— START OF Record extracts —

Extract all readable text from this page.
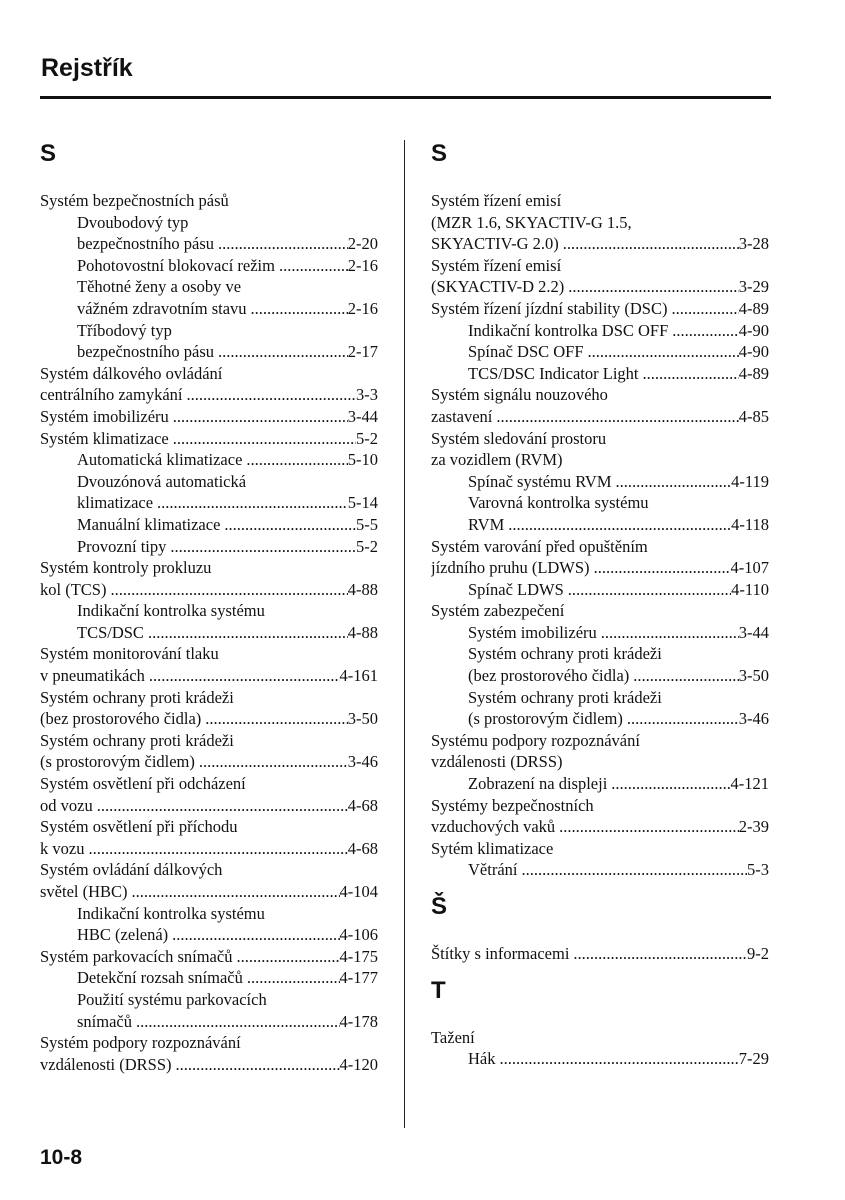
Rejstřík
S
Systém bezpečnostních pásů
Dvoubodový typ
bezpečnostního pásu .....	2-20
Pohotovostní blokovací režim .....	2-16
Těhotné ženy a osoby ve
vážném zdravotním stavu .....	2-16
Tříbodový typ
bezpečnostního pásu .....	2-17
Systém dálkového ovládání
centrálního zamykání .....	3-3
Systém imobilizéru .....	3-44
Systém klimatizace .....	5-2
Automatická klimatizace .....	5-10
Dvouzónová automatická
klimatizace .....	5-14
Manuální klimatizace .....	5-5
Provozní tipy .....	5-2
Systém kontroly prokluzu
kol (TCS) .....	4-88
Indikační kontrolka systému
TCS/DSC .....	4-88
Systém monitorování tlaku
v pneumatikách .....	4-161
Systém ochrany proti krádeži
(bez prostorového čidla) .....	3-50
Systém ochrany proti krádeži
(s prostorovým čidlem) .....	3-46
Systém osvětlení při odcházení
od vozu .....	4-68
Systém osvětlení při příchodu
k vozu .....	4-68
Systém ovládání dálkových
světel (HBC) .....	4-104
Indikační kontrolka systému
HBC (zelená) .....	4-106
Systém parkovacích snímačů .....	4-175
Detekční rozsah snímačů .....	4-177
Použití systému parkovacích
snímačů .....	4-178
Systém podpory rozpoznávání
vzdálenosti (DRSS) .....	4-120
S
Systém řízení emisí
(MZR 1.6, SKYACTIV-G 1.5,
SKYACTIV-G 2.0) .....	3-28
Systém řízení emisí
(SKYACTIV-D 2.2) .....	3-29
Systém řízení jízdní stability (DSC) .....	4-89
Indikační kontrolka DSC OFF .....	4-90
Spínač DSC OFF .....	4-90
TCS/DSC Indicator Light .....	4-89
Systém signálu nouzového
zastavení .....	4-85
Systém sledování prostoru
za vozidlem (RVM)
Spínač systému RVM .....	4-119
Varovná kontrolka systému
RVM .....	4-118
Systém varování před opuštěním
jízdního pruhu (LDWS) .....	4-107
Spínač LDWS .....	4-110
Systém zabezpečení
Systém imobilizéru .....	3-44
Systém ochrany proti krádeži
(bez prostorového čidla) .....	3-50
Systém ochrany proti krádeži
(s prostorovým čidlem) .....	3-46
Systému podpory rozpoznávání
vzdálenosti (DRSS)
Zobrazení na displeji .....	4-121
Systémy bezpečnostních
vzduchových vaků .....	2-39
Sytém klimatizace
Větrání .....	5-3
Š
Štítky s informacemi .....	9-2
T
Tažení
Hák .....	7-29
10-8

— END OF Record extracts —

Problem statement ->
Omit the pictures. Output every record above word for word.

Correct output ->
Extract all readable text from this page.
Rejstřík
S
Systém bezpečnostních pásů
Dvoubodový typ
bezpečnostního pásu .....	2-20
Pohotovostní blokovací režim .....	2-16
Těhotné ženy a osoby ve
vážném zdravotním stavu .....	2-16
Tříbodový typ
bezpečnostního pásu .....	2-17
Systém dálkového ovládání
centrálního zamykání .....	3-3
Systém imobilizéru .....	3-44
Systém klimatizace .....	5-2
Automatická klimatizace .....	5-10
Dvouzónová automatická
klimatizace .....	5-14
Manuální klimatizace .....	5-5
Provozní tipy .....	5-2
Systém kontroly prokluzu
kol (TCS) .....	4-88
Indikační kontrolka systému
TCS/DSC .....	4-88
Systém monitorování tlaku
v pneumatikách .....	4-161
Systém ochrany proti krádeži
(bez prostorového čidla) .....	3-50
Systém ochrany proti krádeži
(s prostorovým čidlem) .....	3-46
Systém osvětlení při odcházení
od vozu .....	4-68
Systém osvětlení při příchodu
k vozu .....	4-68
Systém ovládání dálkových
světel (HBC) .....	4-104
Indikační kontrolka systému
HBC (zelená) .....	4-106
Systém parkovacích snímačů .....	4-175
Detekční rozsah snímačů .....	4-177
Použití systému parkovacích
snímačů .....	4-178
Systém podpory rozpoznávání
vzdálenosti (DRSS) .....	4-120
S
Systém řízení emisí
(MZR 1.6, SKYACTIV-G 1.5,
SKYACTIV-G 2.0) .....	3-28
Systém řízení emisí
(SKYACTIV-D 2.2) .....	3-29
Systém řízení jízdní stability (DSC) .....	4-89
Indikační kontrolka DSC OFF .....	4-90
Spínač DSC OFF .....	4-90
TCS/DSC Indicator Light .....	4-89
Systém signálu nouzového
zastavení .....	4-85
Systém sledování prostoru
za vozidlem (RVM)
Spínač systému RVM .....	4-119
Varovná kontrolka systému
RVM .....	4-118
Systém varování před opuštěním
jízdního pruhu (LDWS) .....	4-107
Spínač LDWS .....	4-110
Systém zabezpečení
Systém imobilizéru .....	3-44
Systém ochrany proti krádeži
(bez prostorového čidla) .....	3-50
Systém ochrany proti krádeži
(s prostorovým čidlem) .....	3-46
Systému podpory rozpoznávání
vzdálenosti (DRSS)
Zobrazení na displeji .....	4-121
Systémy bezpečnostních
vzduchových vaků .....	2-39
Sytém klimatizace
Větrání .....	5-3
Š
Štítky s informacemi .....	9-2
T
Tažení
Hák .....	7-29
10-8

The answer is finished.